** Start of EXERCISE INPUTS **

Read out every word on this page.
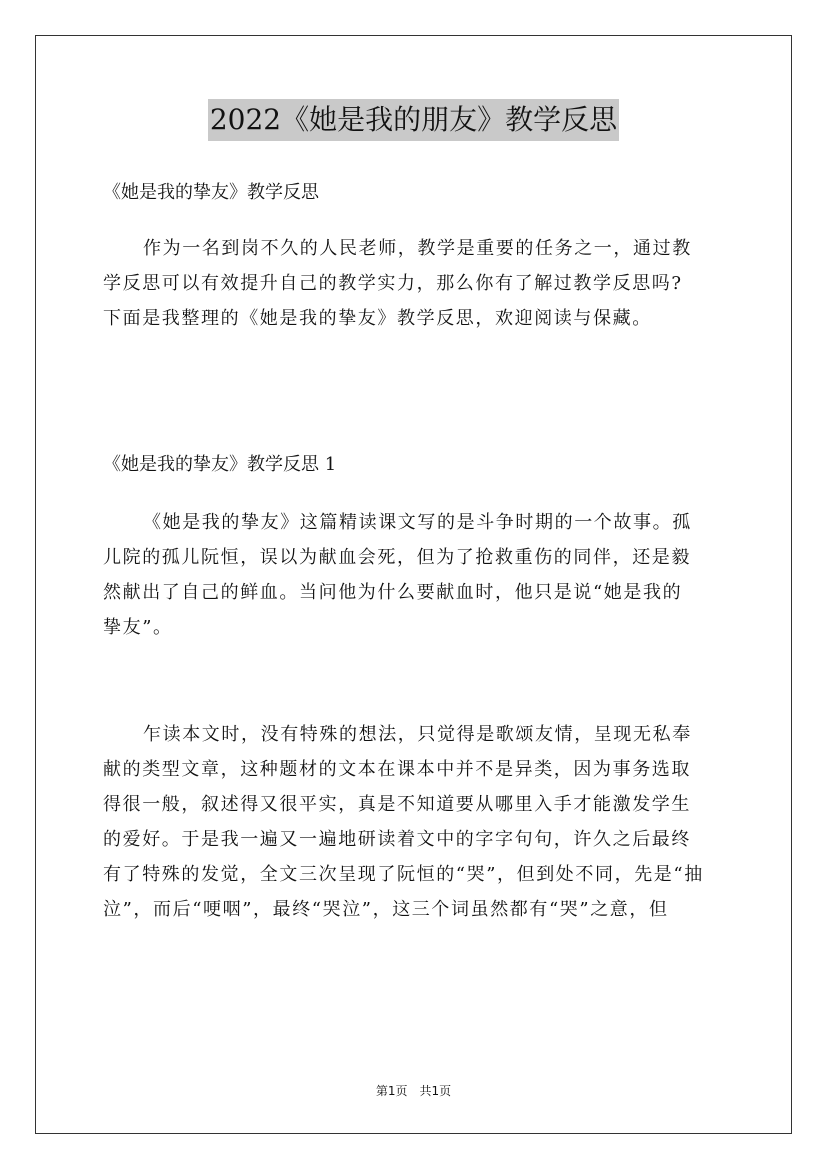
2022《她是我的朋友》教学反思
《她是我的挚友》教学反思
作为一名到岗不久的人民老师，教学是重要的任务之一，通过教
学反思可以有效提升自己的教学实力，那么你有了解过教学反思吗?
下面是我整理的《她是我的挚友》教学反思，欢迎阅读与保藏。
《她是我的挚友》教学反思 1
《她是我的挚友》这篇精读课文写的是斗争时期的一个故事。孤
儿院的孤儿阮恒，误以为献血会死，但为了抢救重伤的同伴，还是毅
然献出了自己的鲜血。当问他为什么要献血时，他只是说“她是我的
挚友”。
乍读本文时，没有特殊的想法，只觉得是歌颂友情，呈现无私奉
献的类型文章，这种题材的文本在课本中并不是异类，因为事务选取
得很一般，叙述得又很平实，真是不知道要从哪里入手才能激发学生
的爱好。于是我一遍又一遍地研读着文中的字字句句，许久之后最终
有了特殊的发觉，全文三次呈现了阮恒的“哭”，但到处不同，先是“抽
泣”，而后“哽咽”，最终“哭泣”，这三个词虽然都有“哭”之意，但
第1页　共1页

** End of EXERCISE INPUTS **

AIM OF THE TASK ::
Transcribe the listing above verbatim. Omit the pictures.

FULL OUTPUT ::
Read out every word on this page.
2022《她是我的朋友》教学反思
《她是我的挚友》教学反思
作为一名到岗不久的人民老师，教学是重要的任务之一，通过教
学反思可以有效提升自己的教学实力，那么你有了解过教学反思吗?
下面是我整理的《她是我的挚友》教学反思，欢迎阅读与保藏。
《她是我的挚友》教学反思 1
《她是我的挚友》这篇精读课文写的是斗争时期的一个故事。孤
儿院的孤儿阮恒，误以为献血会死，但为了抢救重伤的同伴，还是毅
然献出了自己的鲜血。当问他为什么要献血时，他只是说“她是我的
挚友”。
乍读本文时，没有特殊的想法，只觉得是歌颂友情，呈现无私奉
献的类型文章，这种题材的文本在课本中并不是异类，因为事务选取
得很一般，叙述得又很平实，真是不知道要从哪里入手才能激发学生
的爱好。于是我一遍又一遍地研读着文中的字字句句，许久之后最终
有了特殊的发觉，全文三次呈现了阮恒的“哭”，但到处不同，先是“抽
泣”，而后“哽咽”，最终“哭泣”，这三个词虽然都有“哭”之意，但
第1页　共1页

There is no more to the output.